*INPUT:*

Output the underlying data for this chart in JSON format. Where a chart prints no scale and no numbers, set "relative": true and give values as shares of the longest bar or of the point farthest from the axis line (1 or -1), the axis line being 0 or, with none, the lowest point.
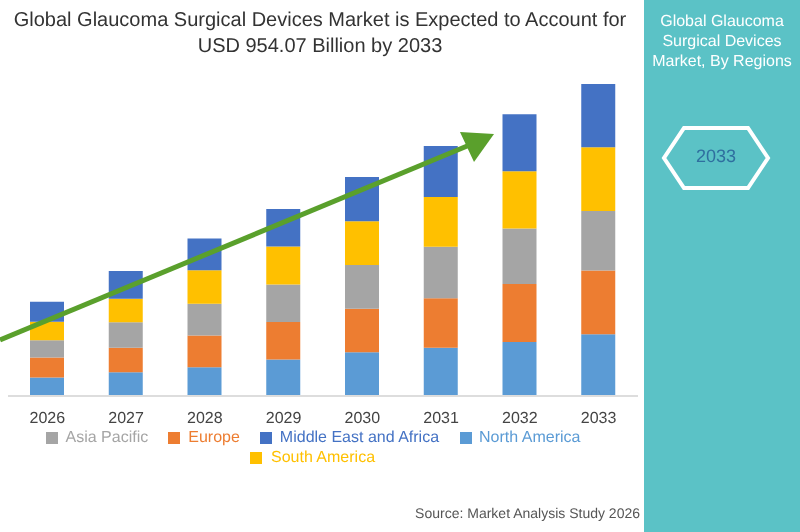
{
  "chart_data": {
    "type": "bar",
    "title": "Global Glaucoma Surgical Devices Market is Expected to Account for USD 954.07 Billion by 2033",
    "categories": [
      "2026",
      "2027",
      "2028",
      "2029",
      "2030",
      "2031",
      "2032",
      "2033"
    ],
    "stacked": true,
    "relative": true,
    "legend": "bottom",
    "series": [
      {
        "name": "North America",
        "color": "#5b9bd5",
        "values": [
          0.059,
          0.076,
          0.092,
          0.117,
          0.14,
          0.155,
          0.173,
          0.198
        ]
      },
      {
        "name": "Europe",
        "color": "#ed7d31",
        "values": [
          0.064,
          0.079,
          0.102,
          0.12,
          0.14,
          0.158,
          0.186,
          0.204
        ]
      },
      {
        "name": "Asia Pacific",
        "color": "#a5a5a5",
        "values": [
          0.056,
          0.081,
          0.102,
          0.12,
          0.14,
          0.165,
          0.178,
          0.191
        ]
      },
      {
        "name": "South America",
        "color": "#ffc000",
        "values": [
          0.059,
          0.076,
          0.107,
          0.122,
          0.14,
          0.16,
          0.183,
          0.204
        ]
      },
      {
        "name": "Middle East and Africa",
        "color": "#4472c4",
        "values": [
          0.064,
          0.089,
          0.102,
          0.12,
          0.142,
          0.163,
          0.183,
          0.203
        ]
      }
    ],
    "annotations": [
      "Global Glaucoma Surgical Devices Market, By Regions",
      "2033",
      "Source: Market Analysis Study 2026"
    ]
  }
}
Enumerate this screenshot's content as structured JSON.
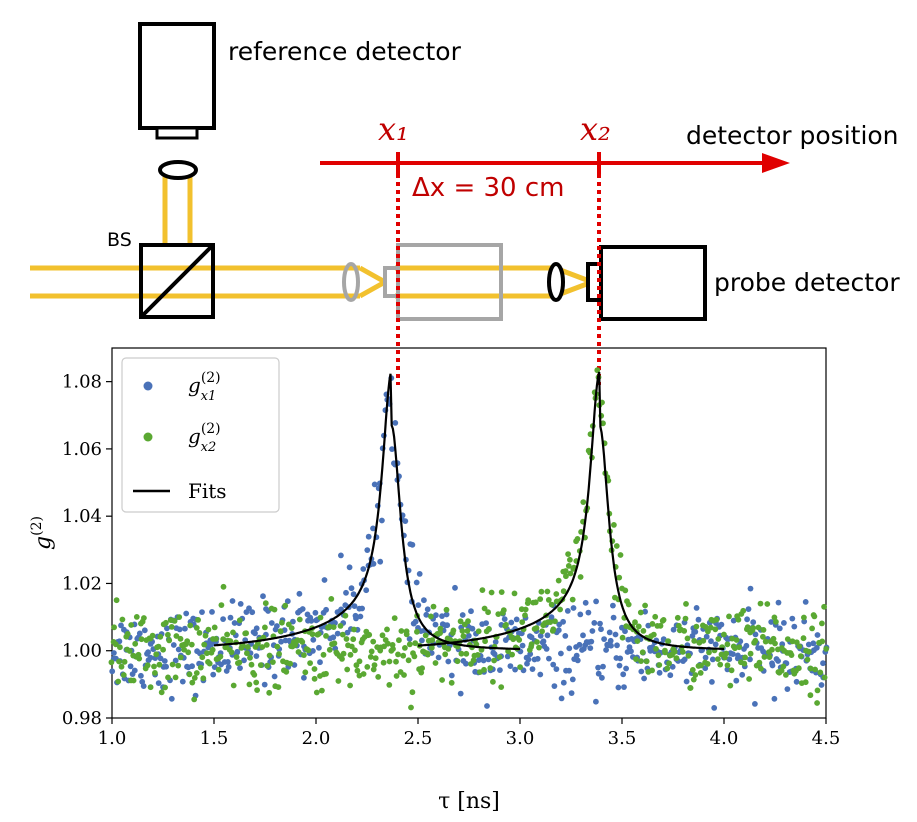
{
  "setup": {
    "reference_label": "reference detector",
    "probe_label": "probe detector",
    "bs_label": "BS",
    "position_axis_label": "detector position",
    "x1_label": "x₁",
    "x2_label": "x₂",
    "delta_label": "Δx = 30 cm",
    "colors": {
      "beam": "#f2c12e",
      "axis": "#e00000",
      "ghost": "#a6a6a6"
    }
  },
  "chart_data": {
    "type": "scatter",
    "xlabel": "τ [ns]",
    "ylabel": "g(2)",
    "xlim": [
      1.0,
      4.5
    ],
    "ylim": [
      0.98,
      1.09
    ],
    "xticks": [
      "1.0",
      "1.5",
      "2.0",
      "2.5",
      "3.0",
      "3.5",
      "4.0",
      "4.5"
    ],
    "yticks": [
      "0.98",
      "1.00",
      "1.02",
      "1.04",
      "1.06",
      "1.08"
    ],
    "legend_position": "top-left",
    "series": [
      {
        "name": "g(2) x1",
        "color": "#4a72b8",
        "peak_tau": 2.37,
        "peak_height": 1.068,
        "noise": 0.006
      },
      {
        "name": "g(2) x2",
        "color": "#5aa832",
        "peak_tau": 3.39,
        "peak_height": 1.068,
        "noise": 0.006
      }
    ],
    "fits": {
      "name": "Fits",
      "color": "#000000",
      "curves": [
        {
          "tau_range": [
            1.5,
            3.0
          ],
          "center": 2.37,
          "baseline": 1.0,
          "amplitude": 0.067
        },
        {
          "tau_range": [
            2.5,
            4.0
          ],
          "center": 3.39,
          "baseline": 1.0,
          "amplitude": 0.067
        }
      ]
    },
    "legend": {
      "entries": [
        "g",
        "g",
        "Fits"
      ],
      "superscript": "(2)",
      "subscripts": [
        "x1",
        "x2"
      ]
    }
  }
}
---
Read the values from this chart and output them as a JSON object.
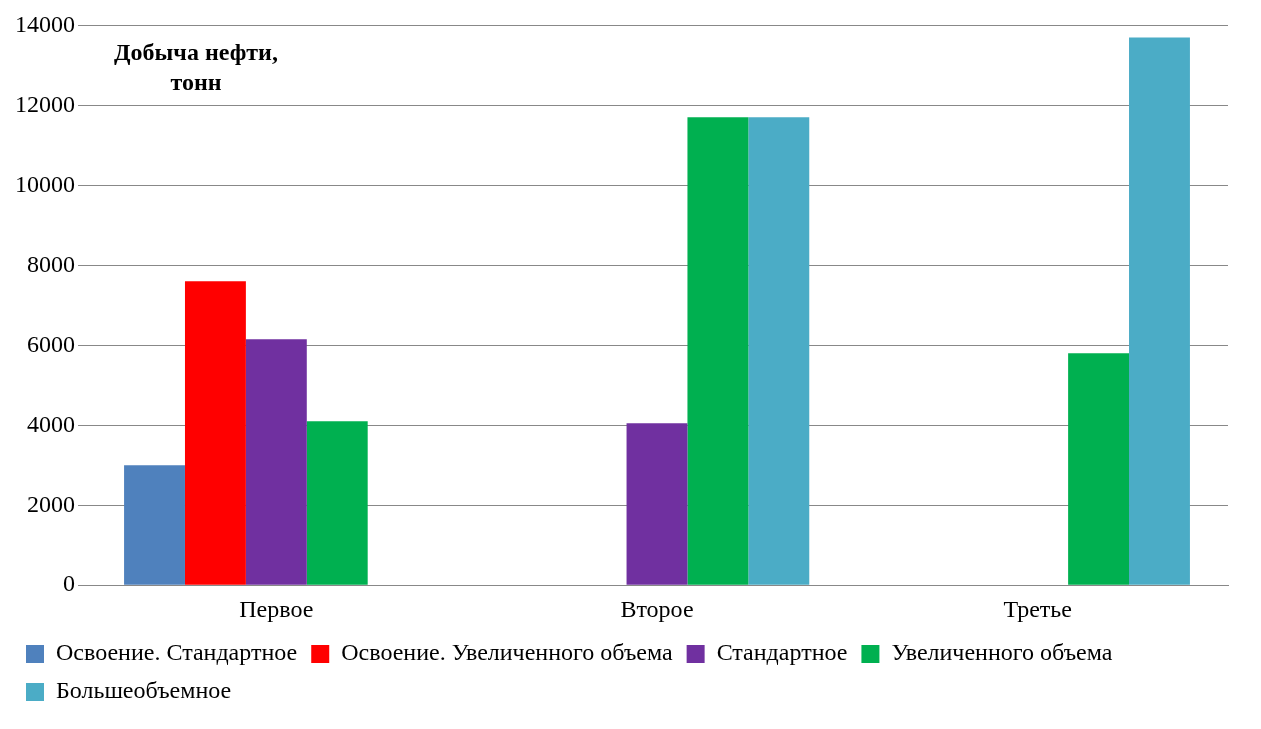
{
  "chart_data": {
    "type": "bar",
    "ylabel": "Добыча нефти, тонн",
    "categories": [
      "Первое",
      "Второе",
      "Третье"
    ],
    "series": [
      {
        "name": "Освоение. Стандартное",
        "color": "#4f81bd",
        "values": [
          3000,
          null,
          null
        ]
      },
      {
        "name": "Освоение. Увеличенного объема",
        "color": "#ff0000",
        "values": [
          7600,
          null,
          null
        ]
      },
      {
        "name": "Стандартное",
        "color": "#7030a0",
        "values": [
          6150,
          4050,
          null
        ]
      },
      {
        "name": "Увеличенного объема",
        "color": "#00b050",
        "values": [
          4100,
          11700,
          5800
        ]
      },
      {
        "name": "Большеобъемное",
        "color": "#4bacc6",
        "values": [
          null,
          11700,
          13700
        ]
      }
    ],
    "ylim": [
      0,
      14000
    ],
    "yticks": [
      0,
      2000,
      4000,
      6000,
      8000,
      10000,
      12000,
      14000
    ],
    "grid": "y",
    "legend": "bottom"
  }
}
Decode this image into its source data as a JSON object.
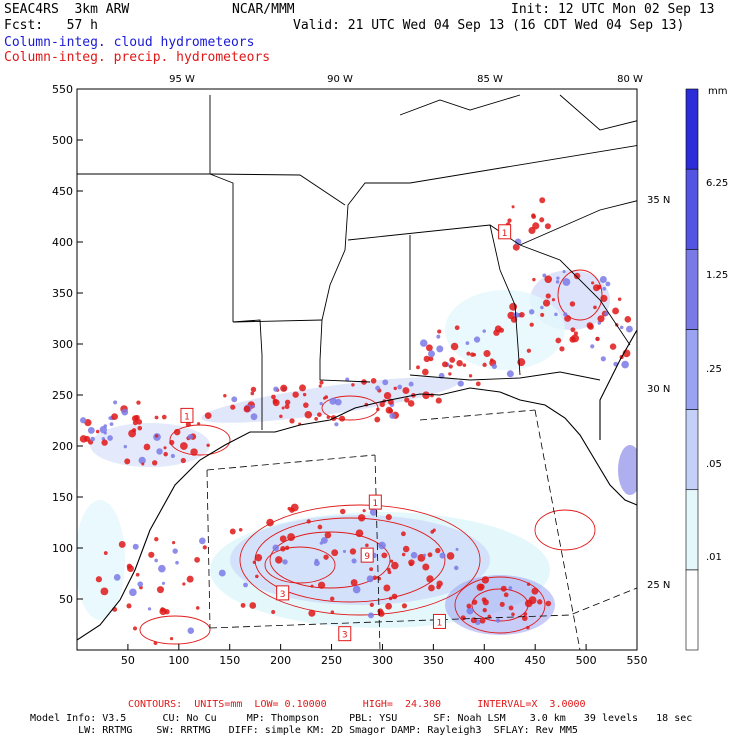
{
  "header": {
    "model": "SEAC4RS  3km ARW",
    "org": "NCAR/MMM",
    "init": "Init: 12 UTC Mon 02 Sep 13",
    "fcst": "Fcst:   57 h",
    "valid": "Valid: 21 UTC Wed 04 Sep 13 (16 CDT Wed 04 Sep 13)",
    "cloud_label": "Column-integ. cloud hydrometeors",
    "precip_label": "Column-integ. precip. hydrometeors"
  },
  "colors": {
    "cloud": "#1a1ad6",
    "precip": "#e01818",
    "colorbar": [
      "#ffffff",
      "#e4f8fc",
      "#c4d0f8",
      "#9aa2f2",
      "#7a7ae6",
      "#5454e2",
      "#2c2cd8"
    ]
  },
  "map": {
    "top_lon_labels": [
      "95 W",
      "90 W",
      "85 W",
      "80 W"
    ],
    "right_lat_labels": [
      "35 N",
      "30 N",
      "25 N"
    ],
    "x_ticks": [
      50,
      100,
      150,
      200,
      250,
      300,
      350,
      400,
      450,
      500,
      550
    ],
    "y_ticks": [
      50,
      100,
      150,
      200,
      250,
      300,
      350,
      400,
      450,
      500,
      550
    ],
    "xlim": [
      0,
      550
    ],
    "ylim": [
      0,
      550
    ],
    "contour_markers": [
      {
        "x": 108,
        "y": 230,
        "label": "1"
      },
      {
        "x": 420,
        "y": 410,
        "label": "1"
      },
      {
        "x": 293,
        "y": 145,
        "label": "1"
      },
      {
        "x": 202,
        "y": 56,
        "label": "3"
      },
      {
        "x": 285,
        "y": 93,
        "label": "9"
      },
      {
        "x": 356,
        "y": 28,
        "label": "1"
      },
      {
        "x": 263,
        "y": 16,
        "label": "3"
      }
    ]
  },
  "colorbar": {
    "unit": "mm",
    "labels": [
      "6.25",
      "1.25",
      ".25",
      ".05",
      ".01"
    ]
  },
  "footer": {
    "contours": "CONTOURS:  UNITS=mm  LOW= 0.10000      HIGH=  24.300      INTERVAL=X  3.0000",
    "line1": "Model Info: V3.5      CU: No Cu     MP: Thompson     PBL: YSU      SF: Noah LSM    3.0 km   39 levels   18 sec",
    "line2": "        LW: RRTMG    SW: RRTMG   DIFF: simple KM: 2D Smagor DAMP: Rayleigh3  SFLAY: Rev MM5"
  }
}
...
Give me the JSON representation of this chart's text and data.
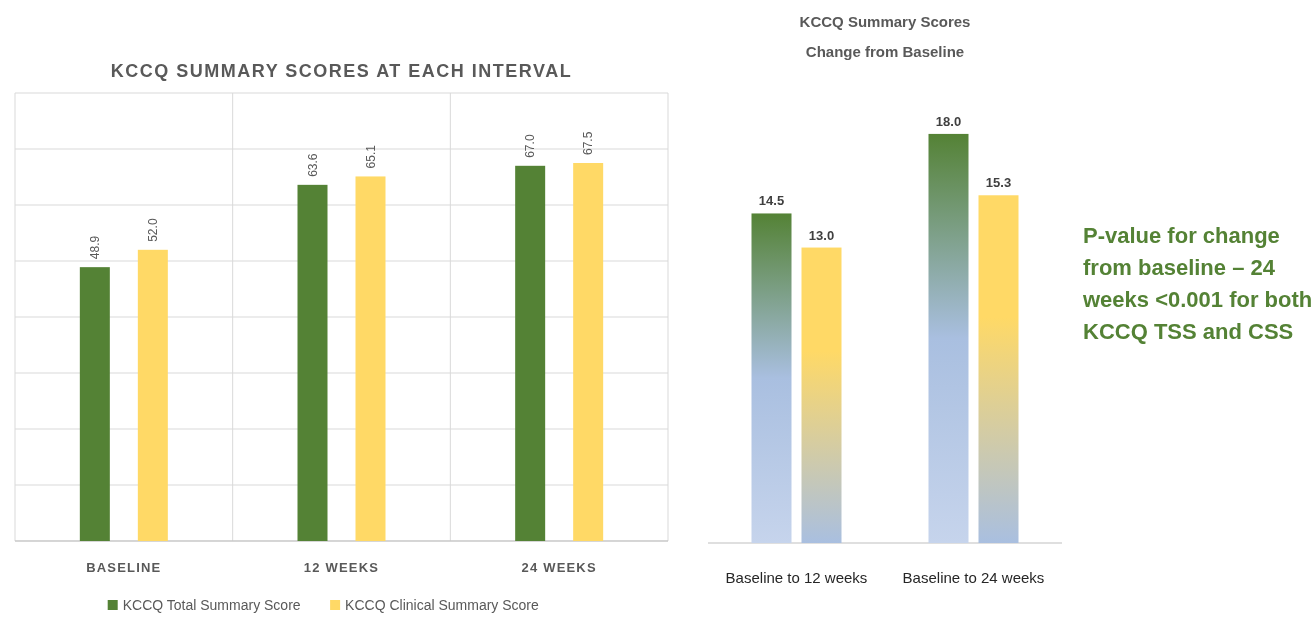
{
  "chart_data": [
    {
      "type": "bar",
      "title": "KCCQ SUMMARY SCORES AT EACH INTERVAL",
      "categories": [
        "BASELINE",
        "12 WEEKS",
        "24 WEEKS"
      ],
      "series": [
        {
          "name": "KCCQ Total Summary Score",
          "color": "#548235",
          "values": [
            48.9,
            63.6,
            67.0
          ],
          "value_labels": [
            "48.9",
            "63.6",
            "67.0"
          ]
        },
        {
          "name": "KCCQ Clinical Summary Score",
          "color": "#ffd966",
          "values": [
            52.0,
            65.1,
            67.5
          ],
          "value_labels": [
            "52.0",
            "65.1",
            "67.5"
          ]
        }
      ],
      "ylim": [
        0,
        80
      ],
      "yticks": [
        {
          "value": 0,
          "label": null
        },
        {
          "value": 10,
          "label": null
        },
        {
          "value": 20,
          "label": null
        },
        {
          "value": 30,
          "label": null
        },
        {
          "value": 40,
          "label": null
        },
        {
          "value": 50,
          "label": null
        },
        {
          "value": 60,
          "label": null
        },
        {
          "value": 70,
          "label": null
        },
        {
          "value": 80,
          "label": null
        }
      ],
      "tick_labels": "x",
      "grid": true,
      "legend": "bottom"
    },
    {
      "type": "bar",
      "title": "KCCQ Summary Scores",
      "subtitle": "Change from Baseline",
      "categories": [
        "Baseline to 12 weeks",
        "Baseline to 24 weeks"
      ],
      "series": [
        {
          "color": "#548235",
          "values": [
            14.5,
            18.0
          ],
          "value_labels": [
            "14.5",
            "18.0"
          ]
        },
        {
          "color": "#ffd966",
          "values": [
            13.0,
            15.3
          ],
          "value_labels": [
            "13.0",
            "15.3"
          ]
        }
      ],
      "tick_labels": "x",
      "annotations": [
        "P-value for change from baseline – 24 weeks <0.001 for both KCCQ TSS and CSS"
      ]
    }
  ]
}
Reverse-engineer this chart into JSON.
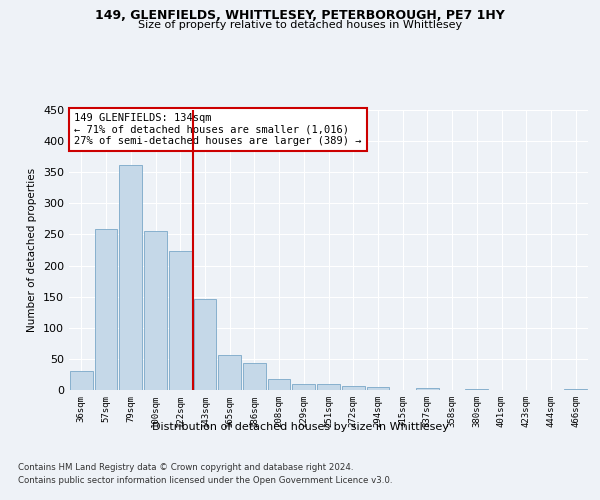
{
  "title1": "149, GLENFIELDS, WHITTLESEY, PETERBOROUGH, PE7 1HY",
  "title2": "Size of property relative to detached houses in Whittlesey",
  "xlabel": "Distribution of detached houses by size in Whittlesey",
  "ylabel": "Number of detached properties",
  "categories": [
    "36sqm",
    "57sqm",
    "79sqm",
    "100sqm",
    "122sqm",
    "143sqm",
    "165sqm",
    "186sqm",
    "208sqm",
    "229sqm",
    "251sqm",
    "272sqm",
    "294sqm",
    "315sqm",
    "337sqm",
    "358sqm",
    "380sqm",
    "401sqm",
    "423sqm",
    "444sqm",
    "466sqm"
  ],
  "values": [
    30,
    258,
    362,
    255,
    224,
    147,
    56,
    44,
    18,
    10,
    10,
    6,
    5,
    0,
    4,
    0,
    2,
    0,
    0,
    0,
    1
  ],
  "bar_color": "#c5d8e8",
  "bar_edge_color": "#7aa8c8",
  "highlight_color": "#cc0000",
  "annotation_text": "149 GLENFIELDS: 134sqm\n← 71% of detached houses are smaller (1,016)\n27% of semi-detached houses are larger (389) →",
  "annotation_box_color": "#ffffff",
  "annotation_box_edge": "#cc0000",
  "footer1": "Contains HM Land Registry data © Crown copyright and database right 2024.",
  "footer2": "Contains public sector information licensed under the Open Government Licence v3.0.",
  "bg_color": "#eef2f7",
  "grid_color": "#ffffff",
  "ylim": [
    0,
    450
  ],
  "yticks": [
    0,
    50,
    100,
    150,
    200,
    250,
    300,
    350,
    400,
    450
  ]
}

*WHAT YOU WILL DO:*
Locate all lines in the listing above with the word "detector" and copy them.

*THE COMPLETED TASK:*
    "reference_label": "reference detector",
    "probe_label": "probe detector",
    "position_axis_label": "detector position",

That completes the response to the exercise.